» **Task directions**:
Where a line contains the word "this", copy that line.

--- Material provided ---

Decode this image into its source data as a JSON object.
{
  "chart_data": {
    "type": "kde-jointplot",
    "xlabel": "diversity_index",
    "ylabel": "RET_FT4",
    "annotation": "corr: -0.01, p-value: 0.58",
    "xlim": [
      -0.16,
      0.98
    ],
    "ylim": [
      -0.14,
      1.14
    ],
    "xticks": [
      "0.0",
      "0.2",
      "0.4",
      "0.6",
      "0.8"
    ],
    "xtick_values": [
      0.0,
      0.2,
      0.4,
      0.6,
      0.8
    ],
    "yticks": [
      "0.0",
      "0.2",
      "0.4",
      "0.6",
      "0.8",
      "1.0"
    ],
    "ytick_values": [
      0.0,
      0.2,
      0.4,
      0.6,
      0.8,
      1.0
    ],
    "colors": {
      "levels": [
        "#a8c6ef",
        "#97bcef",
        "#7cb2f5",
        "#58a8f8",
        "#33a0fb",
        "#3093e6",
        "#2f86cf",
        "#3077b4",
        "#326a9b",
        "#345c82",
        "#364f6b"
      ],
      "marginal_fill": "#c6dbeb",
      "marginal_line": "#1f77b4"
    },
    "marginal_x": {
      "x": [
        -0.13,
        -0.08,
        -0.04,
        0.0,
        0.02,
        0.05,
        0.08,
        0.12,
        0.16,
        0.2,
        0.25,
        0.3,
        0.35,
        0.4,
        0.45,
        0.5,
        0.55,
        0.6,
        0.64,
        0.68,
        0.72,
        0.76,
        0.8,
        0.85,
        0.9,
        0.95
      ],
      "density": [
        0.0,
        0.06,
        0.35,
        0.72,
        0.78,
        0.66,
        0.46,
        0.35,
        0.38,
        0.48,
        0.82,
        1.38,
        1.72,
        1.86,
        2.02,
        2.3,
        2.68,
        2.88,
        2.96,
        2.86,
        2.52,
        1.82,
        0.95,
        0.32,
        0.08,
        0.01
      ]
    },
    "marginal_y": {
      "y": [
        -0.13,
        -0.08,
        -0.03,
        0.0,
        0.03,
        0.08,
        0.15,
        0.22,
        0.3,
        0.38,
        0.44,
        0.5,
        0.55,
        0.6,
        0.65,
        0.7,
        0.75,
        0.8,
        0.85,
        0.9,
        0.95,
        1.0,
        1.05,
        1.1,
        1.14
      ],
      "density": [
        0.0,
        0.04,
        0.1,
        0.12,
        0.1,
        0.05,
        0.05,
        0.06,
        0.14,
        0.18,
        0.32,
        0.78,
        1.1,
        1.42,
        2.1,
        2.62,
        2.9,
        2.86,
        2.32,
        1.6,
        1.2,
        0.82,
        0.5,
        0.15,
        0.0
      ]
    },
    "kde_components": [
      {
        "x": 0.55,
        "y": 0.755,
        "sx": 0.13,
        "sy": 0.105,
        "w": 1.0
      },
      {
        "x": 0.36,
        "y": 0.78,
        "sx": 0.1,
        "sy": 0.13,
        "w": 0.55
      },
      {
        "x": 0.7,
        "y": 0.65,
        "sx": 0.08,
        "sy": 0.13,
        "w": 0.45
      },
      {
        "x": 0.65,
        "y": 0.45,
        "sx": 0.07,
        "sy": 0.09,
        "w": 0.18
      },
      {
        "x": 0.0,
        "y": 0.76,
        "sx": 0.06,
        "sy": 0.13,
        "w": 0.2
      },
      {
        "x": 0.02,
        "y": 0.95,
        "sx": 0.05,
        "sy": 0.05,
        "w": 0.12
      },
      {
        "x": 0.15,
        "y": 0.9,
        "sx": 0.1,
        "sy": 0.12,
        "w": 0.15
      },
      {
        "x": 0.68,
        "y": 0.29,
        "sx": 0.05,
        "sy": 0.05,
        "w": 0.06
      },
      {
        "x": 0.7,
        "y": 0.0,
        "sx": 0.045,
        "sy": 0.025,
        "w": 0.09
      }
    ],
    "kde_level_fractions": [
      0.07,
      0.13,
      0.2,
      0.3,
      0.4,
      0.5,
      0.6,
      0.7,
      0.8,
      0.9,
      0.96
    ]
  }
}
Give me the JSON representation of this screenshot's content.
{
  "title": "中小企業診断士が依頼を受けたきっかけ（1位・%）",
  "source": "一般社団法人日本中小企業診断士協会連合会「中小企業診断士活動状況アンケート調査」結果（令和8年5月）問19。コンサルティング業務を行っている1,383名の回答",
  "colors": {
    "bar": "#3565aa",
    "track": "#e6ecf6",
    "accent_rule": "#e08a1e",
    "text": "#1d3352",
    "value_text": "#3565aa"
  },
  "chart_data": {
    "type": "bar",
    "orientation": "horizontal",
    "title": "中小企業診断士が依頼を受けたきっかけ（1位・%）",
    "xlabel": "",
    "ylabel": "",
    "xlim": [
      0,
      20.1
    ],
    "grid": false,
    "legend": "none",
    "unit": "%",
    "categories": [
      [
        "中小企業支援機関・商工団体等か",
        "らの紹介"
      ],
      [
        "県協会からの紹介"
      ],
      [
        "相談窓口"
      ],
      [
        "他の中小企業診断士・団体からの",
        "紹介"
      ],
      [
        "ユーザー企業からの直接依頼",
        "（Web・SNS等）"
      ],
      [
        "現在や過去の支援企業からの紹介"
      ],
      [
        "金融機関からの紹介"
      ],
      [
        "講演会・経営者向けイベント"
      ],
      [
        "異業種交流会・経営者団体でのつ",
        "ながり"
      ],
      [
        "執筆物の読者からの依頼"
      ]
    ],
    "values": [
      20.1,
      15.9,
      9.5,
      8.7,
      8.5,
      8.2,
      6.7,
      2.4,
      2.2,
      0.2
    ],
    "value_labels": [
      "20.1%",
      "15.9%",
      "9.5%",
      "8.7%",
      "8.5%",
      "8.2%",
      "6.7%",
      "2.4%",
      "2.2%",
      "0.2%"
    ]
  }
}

---

» **The output**:
Decode this image into its source data as a JSON object.
Give me the JSON representation of this screenshot's content.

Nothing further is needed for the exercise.